Copy the data verbatim, from the line containing "section-5-2-text: 感官指标应符合表 1" through the line containing "table-row: 风格 具有本品的独特风格", keeping both of those lines.
-- START RECORDS SHOWN --
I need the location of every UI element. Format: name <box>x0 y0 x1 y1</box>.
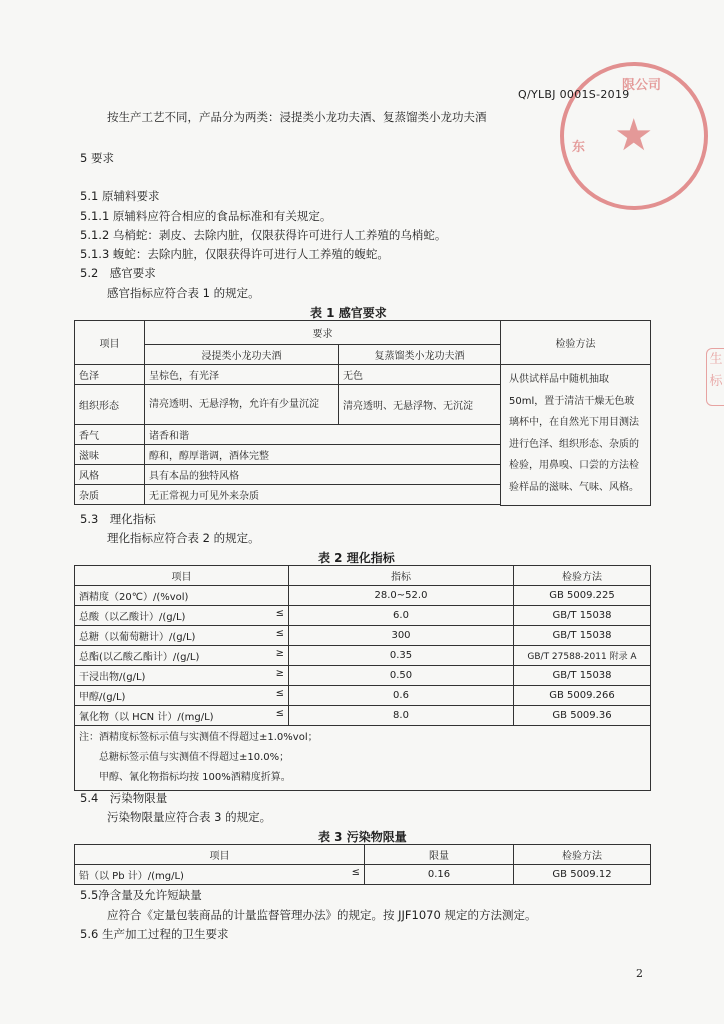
section-5-2-text: 感官指标应符合表 1 的规定。 <box>107 286 260 300</box>
table-row: 总酸（以乙酸计）/(g/L) ≤ 6.0 GB/T 15038 <box>75 606 651 626</box>
section-5-2-title: 5.2 感官要求 <box>80 266 156 280</box>
table-1-header-item: 项目 <box>75 321 145 365</box>
table-2-header-index: 指标 <box>289 566 514 586</box>
table-1-header-method: 检验方法 <box>501 321 651 365</box>
section-5-5-title: 5.5净含量及允许短缺量 <box>80 888 202 902</box>
section-5-6-title: 5.6 生产加工过程的卫生要求 <box>80 927 229 941</box>
table-3-header-item: 项目 <box>75 845 365 865</box>
table-row: 香气 诸香和谐 <box>75 425 651 445</box>
table-3-caption: 表 3 污染物限量 <box>318 830 407 844</box>
table-row: 风格 具有本品的独特风格 <box>75 465 651 485</box>
table-row: 杂质 无正常视力可见外来杂质 <box>75 485 651 505</box>
table-2-notes <box>75 726 651 791</box>
note-line-3: 甲醇、氰化物指标均按 100%酒精度折算。 <box>99 772 291 783</box>
note-line-2: 总糖标签示值与实测值不得超过±10.0%； <box>99 752 290 763</box>
table-row: 铅（以 Pb 计）/(mg/L) ≤ 0.16 GB 5009.12 <box>75 865 651 885</box>
section-5-5-text: 应符合《定量包装商品的计量监督管理办法》的规定。按 JJF1070 规定的方法测定。 <box>107 908 537 922</box>
table-1-header-requirement: 要求 <box>145 321 501 345</box>
table-3-contaminants <box>74 844 651 885</box>
table-1-subheader-1: 浸提类小龙功夫酒 <box>145 345 339 365</box>
table-1-method-text: 从供试样品中随机抽取50ml，置于清洁干燥无色玻璃杯中，在自然光下用目测法进行色泽、组织形态、杂质的检验，用鼻嗅、口尝的方法检验样品的滋味、气味、风格。 <box>501 365 651 506</box>
table-2-caption: 表 2 理化指标 <box>318 551 395 565</box>
note-line-1: 注：酒精度标签标示值与实测值不得超过±1.0%vol； <box>79 732 318 743</box>
table-1-subheader-2: 复蒸馏类小龙功夫酒 <box>339 345 501 365</box>
table-3-header-method: 检验方法 <box>514 845 651 865</box>
table-row: 组织形态 清亮透明、无悬浮物，允许有少量沉淀 清亮透明、无悬浮物、无沉淀 <box>75 385 651 425</box>
page-number: 2 <box>636 967 643 980</box>
table-row: 滋味 醇和，醇厚谐调，酒体完整 <box>75 445 651 465</box>
section-5-3-text: 理化指标应符合表 2 的规定。 <box>107 531 260 545</box>
table-1-sensory <box>74 320 651 506</box>
table-row: 酒精度（20℃）/(%vol) 28.0~52.0 GB 5009.225 <box>75 586 651 606</box>
clause-5-1-2: 5.1.2 乌梢蛇：剥皮、去除内脏，仅限获得许可进行人工养殖的乌梢蛇。 <box>80 228 447 242</box>
table-3-header-limit: 限量 <box>365 845 514 865</box>
clause-5-1-3: 5.1.3 蝮蛇：去除内脏，仅限获得许可进行人工养殖的蝮蛇。 <box>80 247 389 261</box>
section-5-4-title: 5.4 污染物限量 <box>80 791 168 805</box>
intro-text: 按生产工艺不同，产品分为两类：浸提类小龙功夫酒、复蒸馏类小龙功夫酒 <box>107 110 487 124</box>
table-row: 干浸出物/(g/L) ≥ 0.50 GB/T 15038 <box>75 666 651 686</box>
table-row: 总糖（以葡萄糖计）/(g/L) ≤ 300 GB/T 15038 <box>75 626 651 646</box>
clause-5-1-1: 5.1.1 原辅料应符合相应的食品标准和有关规定。 <box>80 209 332 223</box>
table-row: 总酯(以乙酸乙酯计）/(g/L) ≥ 0.35 GB/T 27588-2011 附录 A <box>75 646 651 666</box>
table-2-header-item: 项目 <box>75 566 289 586</box>
table-row: 氰化物（以 HCN 计）/(mg/L) ≤ 8.0 GB 5009.36 <box>75 706 651 726</box>
table-1-caption: 表 1 感官要求 <box>310 306 387 320</box>
side-seal-mark: 生 标 <box>706 348 724 406</box>
section-5-title: 5 要求 <box>80 151 114 165</box>
section-5-1-title: 5.1 原辅料要求 <box>80 189 160 203</box>
section-5-3-title: 5.3 理化指标 <box>80 512 156 526</box>
standard-number: Q/YLBJ 0001S-2019 <box>518 88 630 101</box>
table-2-physicochemical <box>74 565 651 791</box>
company-seal: ★ 限公司 东 <box>560 62 708 210</box>
section-5-4-text: 污染物限量应符合表 3 的规定。 <box>107 810 272 824</box>
table-row: 色泽 呈棕色，有光泽 无色 从供试样品中随机抽取50ml，置于清洁干燥无色玻璃杯中，在自然光下用目测法进行色泽、组织形态、杂质的检验，用鼻嗅、口尝的方法检验样品的滋味、气味、风格。 <box>75 365 651 385</box>
seal-star-icon: ★ <box>614 110 654 161</box>
table-row: 甲醇/(g/L) ≤ 0.6 GB 5009.266 <box>75 686 651 706</box>
table-2-header-method: 检验方法 <box>514 566 651 586</box>
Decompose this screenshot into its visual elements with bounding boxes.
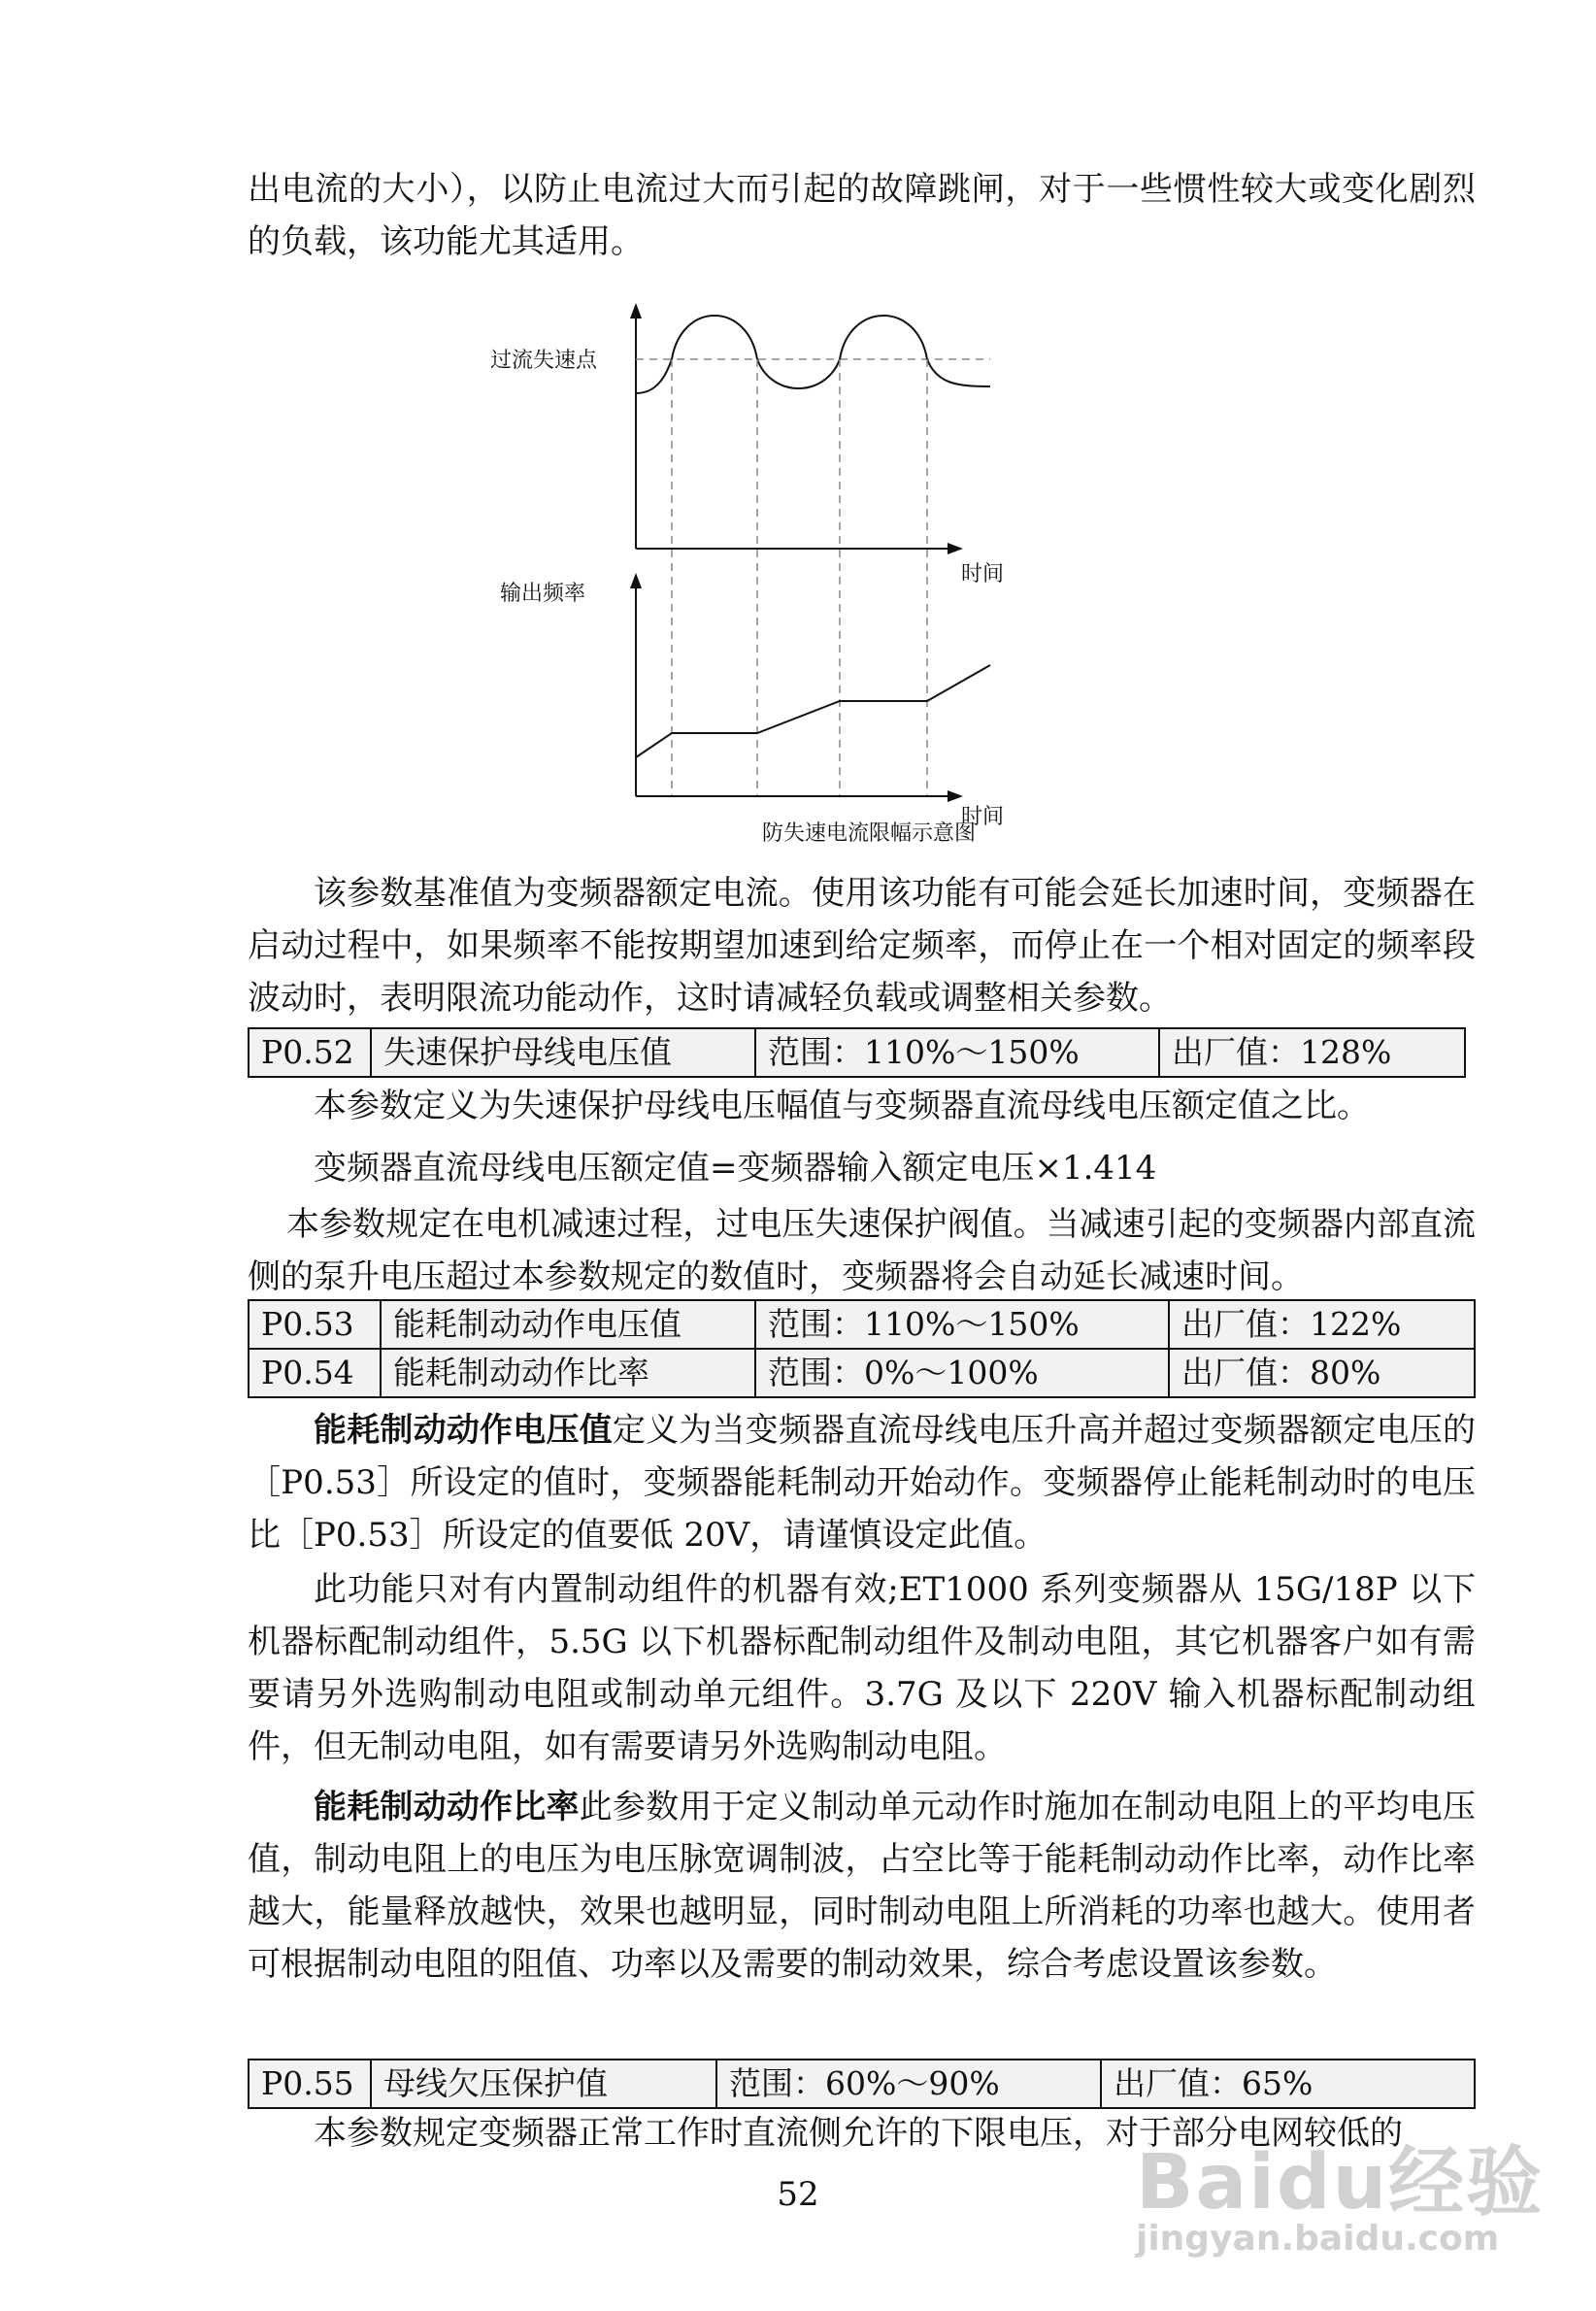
-- END RECORDS SHOWN --
▸ **RESULT FOR THIS EXERCISE**:
section-5-2-text: 感官指标应符合表 1 的规定。 <box>107 286 260 300</box>
table-row: 总酸（以乙酸计）/(g/L) ≤ 6.0 GB/T 15038 <box>75 606 651 626</box>
section-5-2-title: 5.2 感官要求 <box>80 266 156 280</box>
table-1-header-item: 项目 <box>75 321 145 365</box>
table-2-header-index: 指标 <box>289 566 514 586</box>
table-1-header-method: 检验方法 <box>501 321 651 365</box>
section-5-5-title: 5.5净含量及允许短缺量 <box>80 888 202 902</box>
section-5-6-title: 5.6 生产加工过程的卫生要求 <box>80 927 229 941</box>
table-3-header-item: 项目 <box>75 845 365 865</box>
table-row: 香气 诸香和谐 <box>75 425 651 445</box>
table-3-caption: 表 3 污染物限量 <box>318 830 407 844</box>
table-row: 风格 具有本品的独特风格 <box>75 465 651 485</box>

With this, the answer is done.